> **Exercise brief**: Rewrite every line of the records below as a numbered list, leaving out any blank lines.

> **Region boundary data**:
..........
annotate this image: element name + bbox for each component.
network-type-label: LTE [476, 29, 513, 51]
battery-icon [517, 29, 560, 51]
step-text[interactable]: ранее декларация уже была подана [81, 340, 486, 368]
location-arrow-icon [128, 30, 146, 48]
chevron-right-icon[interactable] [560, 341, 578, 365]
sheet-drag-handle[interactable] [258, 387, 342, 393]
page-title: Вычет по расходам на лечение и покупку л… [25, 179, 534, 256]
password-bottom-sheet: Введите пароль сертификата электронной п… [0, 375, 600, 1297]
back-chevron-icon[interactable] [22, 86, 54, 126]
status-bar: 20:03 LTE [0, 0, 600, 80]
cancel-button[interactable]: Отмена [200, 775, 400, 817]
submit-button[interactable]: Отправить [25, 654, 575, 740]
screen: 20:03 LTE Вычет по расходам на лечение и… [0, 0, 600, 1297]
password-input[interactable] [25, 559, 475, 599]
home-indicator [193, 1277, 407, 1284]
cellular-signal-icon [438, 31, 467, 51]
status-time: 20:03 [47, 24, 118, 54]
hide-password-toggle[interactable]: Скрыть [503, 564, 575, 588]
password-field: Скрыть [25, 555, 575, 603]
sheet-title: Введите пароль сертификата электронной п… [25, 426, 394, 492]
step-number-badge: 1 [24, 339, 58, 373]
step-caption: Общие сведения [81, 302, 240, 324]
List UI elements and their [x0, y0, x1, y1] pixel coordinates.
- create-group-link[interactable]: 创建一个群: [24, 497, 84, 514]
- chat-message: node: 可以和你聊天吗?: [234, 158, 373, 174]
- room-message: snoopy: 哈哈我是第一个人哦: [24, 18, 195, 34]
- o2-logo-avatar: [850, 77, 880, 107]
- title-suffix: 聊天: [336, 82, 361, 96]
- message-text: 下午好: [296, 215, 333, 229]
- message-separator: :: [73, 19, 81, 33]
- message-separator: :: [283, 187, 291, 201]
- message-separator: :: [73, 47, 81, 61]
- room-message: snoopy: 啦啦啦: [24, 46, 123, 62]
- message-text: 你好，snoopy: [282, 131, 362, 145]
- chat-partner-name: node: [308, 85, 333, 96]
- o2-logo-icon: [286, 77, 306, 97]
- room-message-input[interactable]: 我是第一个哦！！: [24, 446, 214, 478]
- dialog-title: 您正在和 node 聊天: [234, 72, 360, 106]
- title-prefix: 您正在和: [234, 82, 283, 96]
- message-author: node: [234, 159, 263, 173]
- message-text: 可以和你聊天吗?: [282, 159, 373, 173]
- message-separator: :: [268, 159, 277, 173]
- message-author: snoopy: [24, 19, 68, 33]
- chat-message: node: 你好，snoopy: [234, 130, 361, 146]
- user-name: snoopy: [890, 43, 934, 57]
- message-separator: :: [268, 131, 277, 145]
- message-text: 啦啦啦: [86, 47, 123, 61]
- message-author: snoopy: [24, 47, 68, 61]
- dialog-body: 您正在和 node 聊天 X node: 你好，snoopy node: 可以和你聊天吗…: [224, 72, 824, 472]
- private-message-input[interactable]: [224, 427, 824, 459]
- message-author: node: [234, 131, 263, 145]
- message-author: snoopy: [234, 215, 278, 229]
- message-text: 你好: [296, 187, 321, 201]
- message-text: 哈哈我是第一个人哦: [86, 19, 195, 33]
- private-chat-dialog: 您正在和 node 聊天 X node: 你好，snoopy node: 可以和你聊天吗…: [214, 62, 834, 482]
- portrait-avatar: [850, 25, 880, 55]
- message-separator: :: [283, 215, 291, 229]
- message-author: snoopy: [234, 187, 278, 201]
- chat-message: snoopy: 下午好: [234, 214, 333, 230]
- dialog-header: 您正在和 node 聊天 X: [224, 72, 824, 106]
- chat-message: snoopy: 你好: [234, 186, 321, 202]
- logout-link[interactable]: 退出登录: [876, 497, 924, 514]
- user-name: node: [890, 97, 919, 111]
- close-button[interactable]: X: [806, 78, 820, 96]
..........
> **Answer for the task**:
1. annotate this image: element name + bbox for each component.
2. network-type-label: LTE [476, 29, 513, 51]
3. battery-icon [517, 29, 560, 51]
4. step-text[interactable]: ранее декларация уже была подана [81, 340, 486, 368]
5. location-arrow-icon [128, 30, 146, 48]
6. chevron-right-icon[interactable] [560, 341, 578, 365]
7. sheet-drag-handle[interactable] [258, 387, 342, 393]
8. page-title: Вычет по расходам на лечение и покупку л… [25, 179, 534, 256]
9. password-bottom-sheet: Введите пароль сертификата электронной п… [0, 375, 600, 1297]
10. back-chevron-icon[interactable] [22, 86, 54, 126]
11. status-bar: 20:03 LTE [0, 0, 600, 80]
12. cancel-button[interactable]: Отмена [200, 775, 400, 817]
13. submit-button[interactable]: Отправить [25, 654, 575, 740]
14. screen: 20:03 LTE Вычет по расходам на лечение и… [0, 0, 600, 1297]
15. password-input[interactable] [25, 559, 475, 599]
16. home-indicator [193, 1277, 407, 1284]
17. cellular-signal-icon [438, 31, 467, 51]
18. status-time: 20:03 [47, 24, 118, 54]
19. hide-password-toggle[interactable]: Скрыть [503, 564, 575, 588]
20. password-field: Скрыть [25, 555, 575, 603]
21. sheet-title: Введите пароль сертификата электронной п… [25, 426, 394, 492]
22. step-number-badge: 1 [24, 339, 58, 373]
23. step-caption: Общие сведения [81, 302, 240, 324]
24. List UI elements and their [x0, y0, x1, y1] pixel coordinates.
25. - create-group-link[interactable]: 创建一个群: [24, 497, 84, 514]
26. - chat-message: node: 可以和你聊天吗?: [234, 158, 373, 174]
27. - room-message: snoopy: 哈哈我是第一个人哦: [24, 18, 195, 34]
28. - o2-logo-avatar: [850, 77, 880, 107]
29. - title-suffix: 聊天: [336, 82, 361, 96]
30. - message-text: 下午好: [296, 215, 333, 229]
31. - message-separator: :: [73, 19, 81, 33]
32. - message-separator: :: [283, 187, 291, 201]
33. - message-separator: :: [73, 47, 81, 61]
34. - room-message: snoopy: 啦啦啦: [24, 46, 123, 62]
35. - message-text: 你好，snoopy: [282, 131, 362, 145]
36. - chat-partner-name: node: [308, 85, 333, 96]
37. - o2-logo-icon: [286, 77, 306, 97]
38. - room-message-input[interactable]: 我是第一个哦！！: [24, 446, 214, 478]
39. - dialog-title: 您正在和 node 聊天: [234, 72, 360, 106]
40. - title-prefix: 您正在和: [234, 82, 283, 96]
41. - message-author: node: [234, 159, 263, 173]
42. - message-text: 可以和你聊天吗?: [282, 159, 373, 173]
43. - message-separator: :: [268, 159, 277, 173]
44. - message-author: snoopy: [24, 19, 68, 33]
45. - chat-message: node: 你好，snoopy: [234, 130, 361, 146]
46. - user-name: snoopy: [890, 43, 934, 57]
47. - message-separator: :: [268, 131, 277, 145]
48. - message-text: 啦啦啦: [86, 47, 123, 61]
49. - message-author: snoopy: [24, 47, 68, 61]
50. - dialog-body: 您正在和 node 聊天 X node: 你好，snoopy node: 可以和你聊天吗…: [224, 72, 824, 472]
51. - private-message-input[interactable]: [224, 427, 824, 459]
52. - message-author: node: [234, 131, 263, 145]
53. - message-author: snoopy: [234, 215, 278, 229]
54. - message-text: 你好: [296, 187, 321, 201]
55. - message-text: 哈哈我是第一个人哦: [86, 19, 195, 33]
56. - private-chat-dialog: 您正在和 node 聊天 X node: 你好，snoopy node: 可以和你聊天吗…: [214, 62, 834, 482]
57. - portrait-avatar: [850, 25, 880, 55]
58. - message-separator: :: [283, 215, 291, 229]
59. - message-author: snoopy: [234, 187, 278, 201]
60. - chat-message: snoopy: 下午好: [234, 214, 333, 230]
61. - dialog-header: 您正在和 node 聊天 X: [224, 72, 824, 106]
62. - chat-message: snoopy: 你好: [234, 186, 321, 202]
63. - logout-link[interactable]: 退出登录: [876, 497, 924, 514]
64. - user-name: node: [890, 97, 919, 111]
65. - close-button[interactable]: X: [806, 78, 820, 96]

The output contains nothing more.